---------- Task data ----------
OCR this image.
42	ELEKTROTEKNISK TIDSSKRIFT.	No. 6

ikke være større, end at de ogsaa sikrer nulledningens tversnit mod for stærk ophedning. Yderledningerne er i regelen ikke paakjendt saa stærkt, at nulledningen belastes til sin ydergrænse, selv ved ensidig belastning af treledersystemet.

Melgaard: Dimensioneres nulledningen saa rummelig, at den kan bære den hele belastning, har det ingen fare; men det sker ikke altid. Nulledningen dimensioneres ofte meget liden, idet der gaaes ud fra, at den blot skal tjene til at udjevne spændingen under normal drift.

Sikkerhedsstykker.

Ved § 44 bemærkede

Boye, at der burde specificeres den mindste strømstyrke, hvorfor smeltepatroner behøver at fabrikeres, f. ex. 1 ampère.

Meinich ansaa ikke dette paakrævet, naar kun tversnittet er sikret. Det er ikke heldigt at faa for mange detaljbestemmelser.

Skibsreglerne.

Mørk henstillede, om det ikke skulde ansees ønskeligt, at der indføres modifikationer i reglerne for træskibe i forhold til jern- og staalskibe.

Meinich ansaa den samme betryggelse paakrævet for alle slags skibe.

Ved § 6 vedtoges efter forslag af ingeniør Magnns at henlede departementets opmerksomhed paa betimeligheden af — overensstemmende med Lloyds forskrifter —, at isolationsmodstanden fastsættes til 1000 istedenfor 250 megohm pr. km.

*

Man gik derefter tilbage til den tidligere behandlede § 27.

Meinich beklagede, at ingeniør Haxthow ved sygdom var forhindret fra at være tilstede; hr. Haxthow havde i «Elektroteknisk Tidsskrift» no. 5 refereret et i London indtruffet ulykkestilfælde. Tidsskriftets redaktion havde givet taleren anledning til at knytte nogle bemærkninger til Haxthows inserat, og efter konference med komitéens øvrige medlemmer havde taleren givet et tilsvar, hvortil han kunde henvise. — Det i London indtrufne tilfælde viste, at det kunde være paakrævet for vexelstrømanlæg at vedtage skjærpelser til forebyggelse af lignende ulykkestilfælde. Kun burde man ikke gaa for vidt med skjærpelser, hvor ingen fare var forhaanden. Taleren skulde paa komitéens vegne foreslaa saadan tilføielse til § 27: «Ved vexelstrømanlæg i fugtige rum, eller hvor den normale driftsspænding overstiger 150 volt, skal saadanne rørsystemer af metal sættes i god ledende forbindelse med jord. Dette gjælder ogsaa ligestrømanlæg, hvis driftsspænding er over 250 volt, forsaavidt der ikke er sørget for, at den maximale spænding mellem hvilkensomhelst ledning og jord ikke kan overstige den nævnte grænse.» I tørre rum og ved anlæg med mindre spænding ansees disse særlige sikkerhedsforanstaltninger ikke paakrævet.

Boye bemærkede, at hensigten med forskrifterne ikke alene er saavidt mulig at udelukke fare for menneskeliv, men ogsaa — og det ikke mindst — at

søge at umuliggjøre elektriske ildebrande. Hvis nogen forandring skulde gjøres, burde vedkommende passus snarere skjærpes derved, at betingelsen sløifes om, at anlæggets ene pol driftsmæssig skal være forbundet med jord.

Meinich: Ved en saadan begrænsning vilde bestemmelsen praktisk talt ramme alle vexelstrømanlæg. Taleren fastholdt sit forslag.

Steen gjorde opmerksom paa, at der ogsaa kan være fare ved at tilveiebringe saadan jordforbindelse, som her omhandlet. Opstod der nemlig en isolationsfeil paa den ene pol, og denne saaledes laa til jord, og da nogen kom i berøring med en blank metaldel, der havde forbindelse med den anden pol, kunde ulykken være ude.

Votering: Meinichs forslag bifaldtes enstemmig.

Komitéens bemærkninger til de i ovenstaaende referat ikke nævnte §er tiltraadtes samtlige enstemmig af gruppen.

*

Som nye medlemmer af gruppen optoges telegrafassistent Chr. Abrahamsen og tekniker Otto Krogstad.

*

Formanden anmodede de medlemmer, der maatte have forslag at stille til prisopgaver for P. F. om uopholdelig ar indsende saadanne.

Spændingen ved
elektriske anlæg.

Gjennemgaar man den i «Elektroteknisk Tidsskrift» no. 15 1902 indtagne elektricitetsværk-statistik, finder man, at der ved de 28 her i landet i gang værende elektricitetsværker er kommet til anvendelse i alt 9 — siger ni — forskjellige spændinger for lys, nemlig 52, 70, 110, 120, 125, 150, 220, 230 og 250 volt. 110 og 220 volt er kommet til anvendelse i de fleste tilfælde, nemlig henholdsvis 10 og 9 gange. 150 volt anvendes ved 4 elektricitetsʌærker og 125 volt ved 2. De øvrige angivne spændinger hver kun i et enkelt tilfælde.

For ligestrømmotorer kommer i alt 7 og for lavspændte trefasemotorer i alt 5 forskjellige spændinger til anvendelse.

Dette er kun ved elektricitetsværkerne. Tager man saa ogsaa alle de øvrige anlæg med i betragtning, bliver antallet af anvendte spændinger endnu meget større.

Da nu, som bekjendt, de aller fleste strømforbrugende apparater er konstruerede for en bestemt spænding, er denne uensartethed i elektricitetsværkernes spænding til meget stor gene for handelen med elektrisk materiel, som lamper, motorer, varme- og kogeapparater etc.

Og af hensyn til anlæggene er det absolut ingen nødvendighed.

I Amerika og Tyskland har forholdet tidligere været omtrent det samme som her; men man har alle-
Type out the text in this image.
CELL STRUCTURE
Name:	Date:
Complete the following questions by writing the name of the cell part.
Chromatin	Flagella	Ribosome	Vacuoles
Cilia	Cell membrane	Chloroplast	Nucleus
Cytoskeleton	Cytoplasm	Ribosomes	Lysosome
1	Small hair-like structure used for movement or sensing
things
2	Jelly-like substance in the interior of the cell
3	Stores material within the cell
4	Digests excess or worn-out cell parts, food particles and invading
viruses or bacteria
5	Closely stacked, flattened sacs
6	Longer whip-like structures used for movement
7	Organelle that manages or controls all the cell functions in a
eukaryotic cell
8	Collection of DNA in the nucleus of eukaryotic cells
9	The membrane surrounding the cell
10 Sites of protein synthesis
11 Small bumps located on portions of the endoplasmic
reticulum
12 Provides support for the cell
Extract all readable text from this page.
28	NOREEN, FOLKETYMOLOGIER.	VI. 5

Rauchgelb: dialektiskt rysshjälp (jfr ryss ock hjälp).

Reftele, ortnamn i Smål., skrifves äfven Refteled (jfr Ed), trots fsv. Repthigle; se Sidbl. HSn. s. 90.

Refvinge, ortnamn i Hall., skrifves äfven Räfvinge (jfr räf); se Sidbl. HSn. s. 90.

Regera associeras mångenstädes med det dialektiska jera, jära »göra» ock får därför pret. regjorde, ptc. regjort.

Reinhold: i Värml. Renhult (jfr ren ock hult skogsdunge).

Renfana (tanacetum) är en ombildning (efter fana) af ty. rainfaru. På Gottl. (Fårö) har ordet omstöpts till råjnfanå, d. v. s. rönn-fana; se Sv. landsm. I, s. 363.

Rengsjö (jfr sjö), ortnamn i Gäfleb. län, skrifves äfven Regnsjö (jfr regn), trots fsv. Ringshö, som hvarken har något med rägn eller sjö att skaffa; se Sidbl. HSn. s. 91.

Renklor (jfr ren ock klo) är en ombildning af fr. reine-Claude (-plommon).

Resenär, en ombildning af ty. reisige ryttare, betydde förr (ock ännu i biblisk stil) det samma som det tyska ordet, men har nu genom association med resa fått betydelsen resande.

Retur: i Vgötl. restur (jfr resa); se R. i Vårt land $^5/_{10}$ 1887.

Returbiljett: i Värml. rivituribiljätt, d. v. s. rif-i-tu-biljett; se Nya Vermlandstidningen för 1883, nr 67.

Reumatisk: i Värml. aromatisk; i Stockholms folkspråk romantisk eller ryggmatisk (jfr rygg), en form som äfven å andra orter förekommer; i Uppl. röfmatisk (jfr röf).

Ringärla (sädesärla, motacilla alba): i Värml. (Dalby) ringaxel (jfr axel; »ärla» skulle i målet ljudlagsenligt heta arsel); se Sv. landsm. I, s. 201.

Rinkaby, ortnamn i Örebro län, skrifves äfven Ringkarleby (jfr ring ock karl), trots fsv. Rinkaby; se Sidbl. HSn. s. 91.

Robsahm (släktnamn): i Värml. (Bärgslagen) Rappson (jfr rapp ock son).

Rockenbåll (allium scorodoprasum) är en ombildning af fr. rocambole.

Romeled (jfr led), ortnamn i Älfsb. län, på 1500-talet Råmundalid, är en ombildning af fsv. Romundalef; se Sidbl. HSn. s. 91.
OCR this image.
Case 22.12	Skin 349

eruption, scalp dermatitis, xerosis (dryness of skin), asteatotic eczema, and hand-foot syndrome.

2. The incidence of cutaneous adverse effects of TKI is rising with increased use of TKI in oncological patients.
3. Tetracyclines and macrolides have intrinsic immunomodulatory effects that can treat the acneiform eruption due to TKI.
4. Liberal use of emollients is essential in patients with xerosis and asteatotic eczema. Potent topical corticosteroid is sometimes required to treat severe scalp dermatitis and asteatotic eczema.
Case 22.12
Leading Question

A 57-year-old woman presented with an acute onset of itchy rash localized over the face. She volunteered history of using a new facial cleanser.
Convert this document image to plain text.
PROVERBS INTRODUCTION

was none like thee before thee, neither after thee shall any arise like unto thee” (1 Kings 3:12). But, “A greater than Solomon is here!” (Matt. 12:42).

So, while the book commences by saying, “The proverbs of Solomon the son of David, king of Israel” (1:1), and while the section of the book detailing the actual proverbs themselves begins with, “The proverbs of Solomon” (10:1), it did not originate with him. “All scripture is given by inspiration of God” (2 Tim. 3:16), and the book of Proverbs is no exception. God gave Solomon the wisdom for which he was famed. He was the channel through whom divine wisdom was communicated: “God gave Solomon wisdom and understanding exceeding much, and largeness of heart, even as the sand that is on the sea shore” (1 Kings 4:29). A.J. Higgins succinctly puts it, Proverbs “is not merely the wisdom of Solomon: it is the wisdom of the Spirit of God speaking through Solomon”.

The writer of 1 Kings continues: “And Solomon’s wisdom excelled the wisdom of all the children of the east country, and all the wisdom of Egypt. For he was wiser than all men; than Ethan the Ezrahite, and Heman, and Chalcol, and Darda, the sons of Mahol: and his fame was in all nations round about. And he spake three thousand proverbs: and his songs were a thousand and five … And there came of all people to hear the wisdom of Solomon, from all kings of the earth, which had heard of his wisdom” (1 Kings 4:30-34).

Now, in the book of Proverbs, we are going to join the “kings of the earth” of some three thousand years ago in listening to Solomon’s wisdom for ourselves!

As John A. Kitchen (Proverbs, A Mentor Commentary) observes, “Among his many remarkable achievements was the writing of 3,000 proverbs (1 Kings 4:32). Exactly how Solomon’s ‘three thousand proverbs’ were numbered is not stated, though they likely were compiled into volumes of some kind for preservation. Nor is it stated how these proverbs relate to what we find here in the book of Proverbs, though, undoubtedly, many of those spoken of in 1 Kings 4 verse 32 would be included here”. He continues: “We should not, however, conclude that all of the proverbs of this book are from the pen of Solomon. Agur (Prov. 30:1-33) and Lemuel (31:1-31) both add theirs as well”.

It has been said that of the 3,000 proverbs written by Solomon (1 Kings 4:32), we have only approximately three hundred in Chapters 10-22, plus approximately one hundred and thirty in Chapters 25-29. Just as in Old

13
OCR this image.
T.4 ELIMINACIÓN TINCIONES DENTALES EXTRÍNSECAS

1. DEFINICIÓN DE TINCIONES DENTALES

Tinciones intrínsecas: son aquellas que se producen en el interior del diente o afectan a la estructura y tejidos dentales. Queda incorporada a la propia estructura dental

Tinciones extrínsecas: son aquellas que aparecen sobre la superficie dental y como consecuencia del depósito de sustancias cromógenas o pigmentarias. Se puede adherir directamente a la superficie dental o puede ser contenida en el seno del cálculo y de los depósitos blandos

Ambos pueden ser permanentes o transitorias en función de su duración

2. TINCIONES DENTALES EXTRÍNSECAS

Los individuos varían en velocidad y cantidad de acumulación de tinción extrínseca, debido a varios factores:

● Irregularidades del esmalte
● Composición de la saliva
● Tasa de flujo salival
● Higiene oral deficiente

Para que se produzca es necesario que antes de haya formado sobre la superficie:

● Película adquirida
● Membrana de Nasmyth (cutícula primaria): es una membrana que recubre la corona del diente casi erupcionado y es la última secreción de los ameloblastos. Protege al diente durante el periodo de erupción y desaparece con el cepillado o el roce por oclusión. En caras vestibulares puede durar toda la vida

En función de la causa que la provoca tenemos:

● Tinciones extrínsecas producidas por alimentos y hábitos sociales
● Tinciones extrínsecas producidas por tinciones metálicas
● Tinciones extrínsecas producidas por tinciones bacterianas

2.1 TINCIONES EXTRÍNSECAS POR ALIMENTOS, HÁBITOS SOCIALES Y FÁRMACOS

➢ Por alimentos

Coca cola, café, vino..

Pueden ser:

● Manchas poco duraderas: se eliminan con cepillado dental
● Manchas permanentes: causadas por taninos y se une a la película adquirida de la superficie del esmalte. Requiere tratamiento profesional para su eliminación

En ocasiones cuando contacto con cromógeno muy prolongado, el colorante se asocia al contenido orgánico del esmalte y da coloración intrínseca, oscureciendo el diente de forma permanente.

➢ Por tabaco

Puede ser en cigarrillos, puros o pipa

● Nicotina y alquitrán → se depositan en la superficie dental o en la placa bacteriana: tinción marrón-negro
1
----------
What you have to do -
Give a single number: the count of lines above that include the word "vexelstrømanlæg".

Finished exercise -
2